--- Supplied records ---
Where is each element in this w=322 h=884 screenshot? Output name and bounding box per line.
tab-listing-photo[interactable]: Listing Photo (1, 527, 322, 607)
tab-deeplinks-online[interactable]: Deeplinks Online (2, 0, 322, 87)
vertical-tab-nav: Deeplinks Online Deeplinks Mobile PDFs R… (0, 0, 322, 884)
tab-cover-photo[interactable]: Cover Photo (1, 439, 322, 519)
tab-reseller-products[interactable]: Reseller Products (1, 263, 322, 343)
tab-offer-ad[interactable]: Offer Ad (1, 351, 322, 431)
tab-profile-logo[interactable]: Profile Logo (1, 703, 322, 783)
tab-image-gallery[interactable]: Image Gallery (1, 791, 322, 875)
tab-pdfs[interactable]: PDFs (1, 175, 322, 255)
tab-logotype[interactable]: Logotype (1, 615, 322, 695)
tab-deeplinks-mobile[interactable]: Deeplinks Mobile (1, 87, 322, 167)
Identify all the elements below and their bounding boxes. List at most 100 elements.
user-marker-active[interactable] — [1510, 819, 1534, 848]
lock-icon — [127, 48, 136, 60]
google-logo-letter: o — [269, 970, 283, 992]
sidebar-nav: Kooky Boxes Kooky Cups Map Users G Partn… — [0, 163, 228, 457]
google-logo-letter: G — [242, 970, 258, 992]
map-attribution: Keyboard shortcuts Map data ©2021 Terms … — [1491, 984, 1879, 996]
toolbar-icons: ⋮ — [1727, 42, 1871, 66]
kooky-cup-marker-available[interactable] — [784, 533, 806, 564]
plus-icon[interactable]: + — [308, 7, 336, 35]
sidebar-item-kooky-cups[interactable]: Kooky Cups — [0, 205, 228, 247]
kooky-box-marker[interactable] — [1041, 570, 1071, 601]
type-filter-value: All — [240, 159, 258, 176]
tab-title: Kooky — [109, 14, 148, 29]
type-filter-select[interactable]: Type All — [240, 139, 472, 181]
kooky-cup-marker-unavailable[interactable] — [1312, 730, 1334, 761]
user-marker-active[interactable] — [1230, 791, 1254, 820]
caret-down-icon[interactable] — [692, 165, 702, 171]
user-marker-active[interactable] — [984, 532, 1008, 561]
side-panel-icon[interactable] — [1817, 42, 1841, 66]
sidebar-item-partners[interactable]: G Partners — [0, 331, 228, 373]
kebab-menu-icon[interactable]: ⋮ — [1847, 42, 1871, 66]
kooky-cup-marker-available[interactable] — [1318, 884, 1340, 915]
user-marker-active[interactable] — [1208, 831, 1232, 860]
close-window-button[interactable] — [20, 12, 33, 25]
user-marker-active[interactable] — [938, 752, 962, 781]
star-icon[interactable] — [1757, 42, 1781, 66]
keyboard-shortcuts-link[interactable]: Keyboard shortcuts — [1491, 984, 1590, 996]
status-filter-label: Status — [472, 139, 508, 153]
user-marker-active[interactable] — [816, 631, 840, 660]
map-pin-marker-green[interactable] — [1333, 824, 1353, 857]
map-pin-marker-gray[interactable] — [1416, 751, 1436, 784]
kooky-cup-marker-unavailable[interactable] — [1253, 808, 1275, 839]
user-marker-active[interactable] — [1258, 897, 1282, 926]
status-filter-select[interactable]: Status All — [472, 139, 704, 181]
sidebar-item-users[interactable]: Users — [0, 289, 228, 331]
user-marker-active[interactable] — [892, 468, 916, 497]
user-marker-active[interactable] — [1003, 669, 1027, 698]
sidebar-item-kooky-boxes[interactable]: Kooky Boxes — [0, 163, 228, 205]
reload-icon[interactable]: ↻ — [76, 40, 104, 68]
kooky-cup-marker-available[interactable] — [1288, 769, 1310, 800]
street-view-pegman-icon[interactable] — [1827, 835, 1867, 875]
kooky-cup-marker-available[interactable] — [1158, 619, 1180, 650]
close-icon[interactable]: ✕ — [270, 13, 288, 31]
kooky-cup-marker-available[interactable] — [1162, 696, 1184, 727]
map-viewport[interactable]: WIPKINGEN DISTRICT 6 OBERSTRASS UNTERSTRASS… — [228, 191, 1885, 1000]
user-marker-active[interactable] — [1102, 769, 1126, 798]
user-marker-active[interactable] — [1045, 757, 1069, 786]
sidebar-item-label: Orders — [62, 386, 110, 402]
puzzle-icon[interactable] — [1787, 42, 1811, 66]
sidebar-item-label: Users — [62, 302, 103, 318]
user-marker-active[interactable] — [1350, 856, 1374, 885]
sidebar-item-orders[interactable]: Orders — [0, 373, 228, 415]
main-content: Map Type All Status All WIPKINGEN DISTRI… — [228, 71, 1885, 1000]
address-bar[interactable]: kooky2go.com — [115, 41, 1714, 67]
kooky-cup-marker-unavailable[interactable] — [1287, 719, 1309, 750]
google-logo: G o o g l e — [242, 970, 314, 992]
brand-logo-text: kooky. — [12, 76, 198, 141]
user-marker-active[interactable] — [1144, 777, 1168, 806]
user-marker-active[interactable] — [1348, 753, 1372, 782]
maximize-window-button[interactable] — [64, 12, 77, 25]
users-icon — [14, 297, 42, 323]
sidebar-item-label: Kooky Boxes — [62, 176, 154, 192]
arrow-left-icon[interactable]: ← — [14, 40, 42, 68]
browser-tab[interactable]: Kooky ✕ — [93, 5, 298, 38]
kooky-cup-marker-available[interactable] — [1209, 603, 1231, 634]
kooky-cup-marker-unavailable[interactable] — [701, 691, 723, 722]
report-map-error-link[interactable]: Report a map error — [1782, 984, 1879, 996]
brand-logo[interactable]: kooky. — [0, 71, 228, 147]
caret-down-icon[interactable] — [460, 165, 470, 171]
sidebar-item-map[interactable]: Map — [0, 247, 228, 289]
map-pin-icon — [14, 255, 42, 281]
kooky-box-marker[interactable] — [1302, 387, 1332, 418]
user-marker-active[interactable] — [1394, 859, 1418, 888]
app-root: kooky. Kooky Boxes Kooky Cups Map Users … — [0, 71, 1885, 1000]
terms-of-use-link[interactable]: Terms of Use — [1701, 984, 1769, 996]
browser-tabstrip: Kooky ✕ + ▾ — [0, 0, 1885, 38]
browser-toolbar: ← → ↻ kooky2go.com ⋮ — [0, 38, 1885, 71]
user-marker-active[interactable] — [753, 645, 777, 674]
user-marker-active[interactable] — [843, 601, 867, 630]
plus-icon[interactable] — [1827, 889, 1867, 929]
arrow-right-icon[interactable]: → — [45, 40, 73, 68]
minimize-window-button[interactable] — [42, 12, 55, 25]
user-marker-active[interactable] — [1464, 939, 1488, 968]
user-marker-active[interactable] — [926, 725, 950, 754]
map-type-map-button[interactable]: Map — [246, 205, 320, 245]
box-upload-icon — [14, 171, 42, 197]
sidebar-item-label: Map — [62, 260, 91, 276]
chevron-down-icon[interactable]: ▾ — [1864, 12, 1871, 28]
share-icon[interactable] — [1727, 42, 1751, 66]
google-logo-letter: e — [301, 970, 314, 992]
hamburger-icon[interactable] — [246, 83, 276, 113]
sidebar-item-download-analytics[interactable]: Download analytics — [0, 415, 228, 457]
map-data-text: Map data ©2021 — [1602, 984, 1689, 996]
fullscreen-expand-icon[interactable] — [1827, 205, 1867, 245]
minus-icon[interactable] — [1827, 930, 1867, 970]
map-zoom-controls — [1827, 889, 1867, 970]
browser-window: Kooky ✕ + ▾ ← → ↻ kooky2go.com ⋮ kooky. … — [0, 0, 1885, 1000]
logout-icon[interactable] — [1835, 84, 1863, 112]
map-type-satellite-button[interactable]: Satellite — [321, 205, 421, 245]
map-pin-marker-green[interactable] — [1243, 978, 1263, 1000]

--- Problem description ---
Return every line of the listing above unchanged, from the first line through the last.

--- The completed task ---
Where is each element in this w=322 h=884 screenshot? Output name and bounding box per line.
tab-listing-photo[interactable]: Listing Photo (1, 527, 322, 607)
tab-deeplinks-online[interactable]: Deeplinks Online (2, 0, 322, 87)
vertical-tab-nav: Deeplinks Online Deeplinks Mobile PDFs R… (0, 0, 322, 884)
tab-cover-photo[interactable]: Cover Photo (1, 439, 322, 519)
tab-reseller-products[interactable]: Reseller Products (1, 263, 322, 343)
tab-offer-ad[interactable]: Offer Ad (1, 351, 322, 431)
tab-profile-logo[interactable]: Profile Logo (1, 703, 322, 783)
tab-image-gallery[interactable]: Image Gallery (1, 791, 322, 875)
tab-pdfs[interactable]: PDFs (1, 175, 322, 255)
tab-logotype[interactable]: Logotype (1, 615, 322, 695)
tab-deeplinks-mobile[interactable]: Deeplinks Mobile (1, 87, 322, 167)
Identify all the elements below and their bounding boxes. List at most 100 elements.
user-marker-active[interactable] — [1510, 819, 1534, 848]
lock-icon — [127, 48, 136, 60]
google-logo-letter: o — [269, 970, 283, 992]
sidebar-nav: Kooky Boxes Kooky Cups Map Users G Partn… — [0, 163, 228, 457]
google-logo-letter: G — [242, 970, 258, 992]
map-attribution: Keyboard shortcuts Map data ©2021 Terms … — [1491, 984, 1879, 996]
toolbar-icons: ⋮ — [1727, 42, 1871, 66]
kooky-cup-marker-available[interactable] — [784, 533, 806, 564]
plus-icon[interactable]: + — [308, 7, 336, 35]
sidebar-item-kooky-cups[interactable]: Kooky Cups — [0, 205, 228, 247]
kooky-box-marker[interactable] — [1041, 570, 1071, 601]
type-filter-value: All — [240, 159, 258, 176]
tab-title: Kooky — [109, 14, 148, 29]
type-filter-select[interactable]: Type All — [240, 139, 472, 181]
kooky-cup-marker-unavailable[interactable] — [1312, 730, 1334, 761]
user-marker-active[interactable] — [1230, 791, 1254, 820]
caret-down-icon[interactable] — [692, 165, 702, 171]
user-marker-active[interactable] — [984, 532, 1008, 561]
side-panel-icon[interactable] — [1817, 42, 1841, 66]
sidebar-item-partners[interactable]: G Partners — [0, 331, 228, 373]
kebab-menu-icon[interactable]: ⋮ — [1847, 42, 1871, 66]
kooky-cup-marker-available[interactable] — [1318, 884, 1340, 915]
user-marker-active[interactable] — [1208, 831, 1232, 860]
close-window-button[interactable] — [20, 12, 33, 25]
user-marker-active[interactable] — [938, 752, 962, 781]
star-icon[interactable] — [1757, 42, 1781, 66]
keyboard-shortcuts-link[interactable]: Keyboard shortcuts — [1491, 984, 1590, 996]
status-filter-label: Status — [472, 139, 508, 153]
user-marker-active[interactable] — [816, 631, 840, 660]
map-pin-marker-green[interactable] — [1333, 824, 1353, 857]
map-pin-marker-gray[interactable] — [1416, 751, 1436, 784]
kooky-cup-marker-unavailable[interactable] — [1253, 808, 1275, 839]
user-marker-active[interactable] — [1258, 897, 1282, 926]
status-filter-select[interactable]: Status All — [472, 139, 704, 181]
sidebar-item-users[interactable]: Users — [0, 289, 228, 331]
user-marker-active[interactable] — [892, 468, 916, 497]
user-marker-active[interactable] — [1003, 669, 1027, 698]
sidebar-item-kooky-boxes[interactable]: Kooky Boxes — [0, 163, 228, 205]
reload-icon[interactable]: ↻ — [76, 40, 104, 68]
kooky-cup-marker-available[interactable] — [1288, 769, 1310, 800]
street-view-pegman-icon[interactable] — [1827, 835, 1867, 875]
kooky-cup-marker-available[interactable] — [1158, 619, 1180, 650]
close-icon[interactable]: ✕ — [270, 13, 288, 31]
kooky-cup-marker-available[interactable] — [1162, 696, 1184, 727]
map-viewport[interactable]: WIPKINGEN DISTRICT 6 OBERSTRASS UNTERSTRASS… — [228, 191, 1885, 1000]
user-marker-active[interactable] — [1102, 769, 1126, 798]
user-marker-active[interactable] — [1045, 757, 1069, 786]
sidebar-item-label: Orders — [62, 386, 110, 402]
puzzle-icon[interactable] — [1787, 42, 1811, 66]
sidebar-item-label: Users — [62, 302, 103, 318]
user-marker-active[interactable] — [1350, 856, 1374, 885]
sidebar-item-orders[interactable]: Orders — [0, 373, 228, 415]
main-content: Map Type All Status All WIPKINGEN DISTRI… — [228, 71, 1885, 1000]
address-bar[interactable]: kooky2go.com — [115, 41, 1714, 67]
kooky-cup-marker-unavailable[interactable] — [1287, 719, 1309, 750]
google-logo: G o o g l e — [242, 970, 314, 992]
brand-logo-text: kooky. — [12, 76, 198, 141]
user-marker-active[interactable] — [1144, 777, 1168, 806]
user-marker-active[interactable] — [1348, 753, 1372, 782]
maximize-window-button[interactable] — [64, 12, 77, 25]
users-icon — [14, 297, 42, 323]
sidebar-item-label: Kooky Boxes — [62, 176, 154, 192]
arrow-left-icon[interactable]: ← — [14, 40, 42, 68]
browser-tab[interactable]: Kooky ✕ — [93, 5, 298, 38]
kooky-cup-marker-available[interactable] — [1209, 603, 1231, 634]
kooky-cup-marker-unavailable[interactable] — [701, 691, 723, 722]
report-map-error-link[interactable]: Report a map error — [1782, 984, 1879, 996]
brand-logo[interactable]: kooky. — [0, 71, 228, 147]
caret-down-icon[interactable] — [460, 165, 470, 171]
sidebar-item-map[interactable]: Map — [0, 247, 228, 289]
map-pin-icon — [14, 255, 42, 281]
kooky-box-marker[interactable] — [1302, 387, 1332, 418]
user-marker-active[interactable] — [1394, 859, 1418, 888]
app-root: kooky. Kooky Boxes Kooky Cups Map Users … — [0, 71, 1885, 1000]
terms-of-use-link[interactable]: Terms of Use — [1701, 984, 1769, 996]
browser-tabstrip: Kooky ✕ + ▾ — [0, 0, 1885, 38]
browser-toolbar: ← → ↻ kooky2go.com ⋮ — [0, 38, 1885, 71]
user-marker-active[interactable] — [753, 645, 777, 674]
user-marker-active[interactable] — [843, 601, 867, 630]
plus-icon[interactable] — [1827, 889, 1867, 929]
arrow-right-icon[interactable]: → — [45, 40, 73, 68]
minimize-window-button[interactable] — [42, 12, 55, 25]
user-marker-active[interactable] — [1464, 939, 1488, 968]
user-marker-active[interactable] — [926, 725, 950, 754]
map-type-map-button[interactable]: Map — [246, 205, 320, 245]
box-upload-icon — [14, 171, 42, 197]
sidebar-item-label: Map — [62, 260, 91, 276]
chevron-down-icon[interactable]: ▾ — [1864, 12, 1871, 28]
share-icon[interactable] — [1727, 42, 1751, 66]
google-logo-letter: e — [301, 970, 314, 992]
hamburger-icon[interactable] — [246, 83, 276, 113]
sidebar-item-download-analytics[interactable]: Download analytics — [0, 415, 228, 457]
map-data-text: Map data ©2021 — [1602, 984, 1689, 996]
fullscreen-expand-icon[interactable] — [1827, 205, 1867, 245]
minus-icon[interactable] — [1827, 930, 1867, 970]
map-zoom-controls — [1827, 889, 1867, 970]
browser-window: Kooky ✕ + ▾ ← → ↻ kooky2go.com ⋮ kooky. … — [0, 0, 1885, 1000]
logout-icon[interactable] — [1835, 84, 1863, 112]
map-type-satellite-button[interactable]: Satellite — [321, 205, 421, 245]
map-pin-marker-green[interactable] — [1243, 978, 1263, 1000]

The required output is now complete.